* **Task goal**
List all lines of the data containing the word "Klinger".

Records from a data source
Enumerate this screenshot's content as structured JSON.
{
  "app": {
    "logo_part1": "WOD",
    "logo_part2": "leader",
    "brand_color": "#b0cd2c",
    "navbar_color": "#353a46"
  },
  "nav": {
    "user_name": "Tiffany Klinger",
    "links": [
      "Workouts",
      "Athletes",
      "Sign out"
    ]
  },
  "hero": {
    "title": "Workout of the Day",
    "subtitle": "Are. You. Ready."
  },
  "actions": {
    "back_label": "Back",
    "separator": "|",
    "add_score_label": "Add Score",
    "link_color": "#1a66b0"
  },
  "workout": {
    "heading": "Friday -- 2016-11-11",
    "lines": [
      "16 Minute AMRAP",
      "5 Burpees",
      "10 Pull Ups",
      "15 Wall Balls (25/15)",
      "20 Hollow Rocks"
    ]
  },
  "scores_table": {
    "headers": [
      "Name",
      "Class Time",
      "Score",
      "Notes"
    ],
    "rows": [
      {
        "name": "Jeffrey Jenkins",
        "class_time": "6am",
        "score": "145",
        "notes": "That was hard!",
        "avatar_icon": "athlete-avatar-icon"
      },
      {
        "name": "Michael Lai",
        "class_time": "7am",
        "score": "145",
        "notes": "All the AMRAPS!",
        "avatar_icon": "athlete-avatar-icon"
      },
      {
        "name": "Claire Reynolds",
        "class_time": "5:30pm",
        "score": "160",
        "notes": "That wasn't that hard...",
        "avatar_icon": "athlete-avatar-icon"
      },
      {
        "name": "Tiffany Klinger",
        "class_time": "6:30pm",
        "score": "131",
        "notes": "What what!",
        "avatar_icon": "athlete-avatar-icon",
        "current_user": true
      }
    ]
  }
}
...
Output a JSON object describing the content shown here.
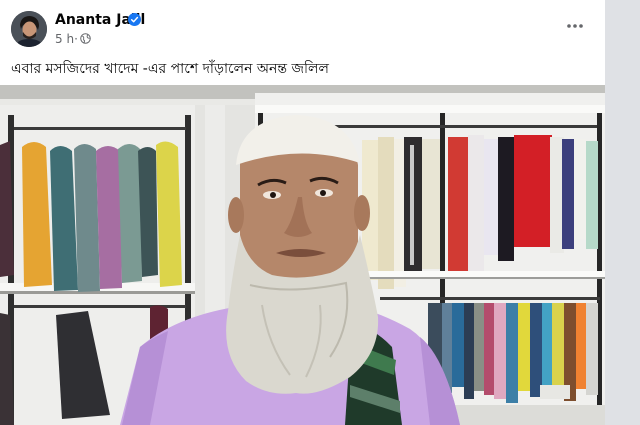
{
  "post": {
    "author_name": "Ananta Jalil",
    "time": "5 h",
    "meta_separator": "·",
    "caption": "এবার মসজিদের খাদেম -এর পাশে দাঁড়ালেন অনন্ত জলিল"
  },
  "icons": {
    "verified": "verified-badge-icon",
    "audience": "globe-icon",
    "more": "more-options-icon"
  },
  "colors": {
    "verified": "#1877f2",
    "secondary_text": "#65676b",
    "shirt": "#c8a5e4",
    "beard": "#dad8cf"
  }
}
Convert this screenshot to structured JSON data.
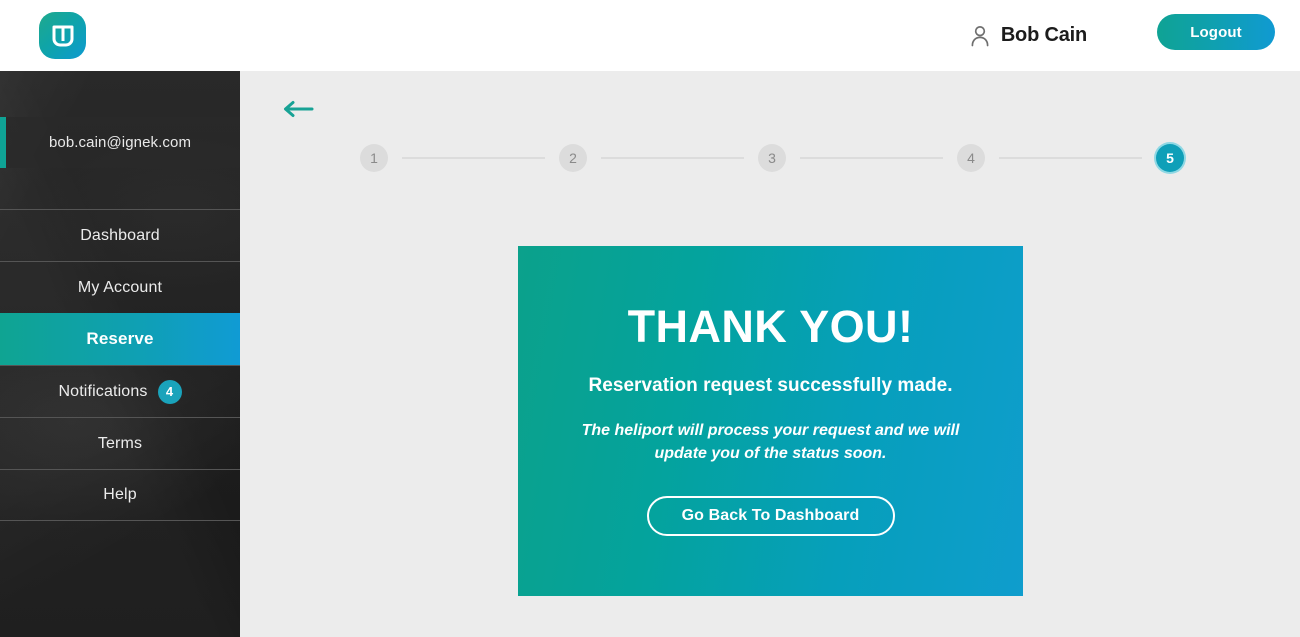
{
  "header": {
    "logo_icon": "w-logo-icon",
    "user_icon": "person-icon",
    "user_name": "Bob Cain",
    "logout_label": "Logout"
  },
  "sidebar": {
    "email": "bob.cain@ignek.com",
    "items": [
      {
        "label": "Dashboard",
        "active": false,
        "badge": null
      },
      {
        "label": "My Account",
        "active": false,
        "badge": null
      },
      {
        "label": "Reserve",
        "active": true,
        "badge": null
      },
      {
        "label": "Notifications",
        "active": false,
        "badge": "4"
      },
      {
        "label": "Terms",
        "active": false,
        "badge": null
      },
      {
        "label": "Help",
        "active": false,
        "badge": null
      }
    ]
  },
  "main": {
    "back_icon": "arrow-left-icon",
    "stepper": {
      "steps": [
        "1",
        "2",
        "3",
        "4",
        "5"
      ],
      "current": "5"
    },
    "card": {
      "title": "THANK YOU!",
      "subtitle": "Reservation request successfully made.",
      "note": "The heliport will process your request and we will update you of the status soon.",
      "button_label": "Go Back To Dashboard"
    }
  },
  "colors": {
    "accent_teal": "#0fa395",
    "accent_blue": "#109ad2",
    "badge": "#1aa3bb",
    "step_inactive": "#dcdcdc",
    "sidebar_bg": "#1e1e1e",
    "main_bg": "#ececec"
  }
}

* **Finished exercise**
    "user_name": "Tiffany Klinger",
        "name": "Tiffany Klinger",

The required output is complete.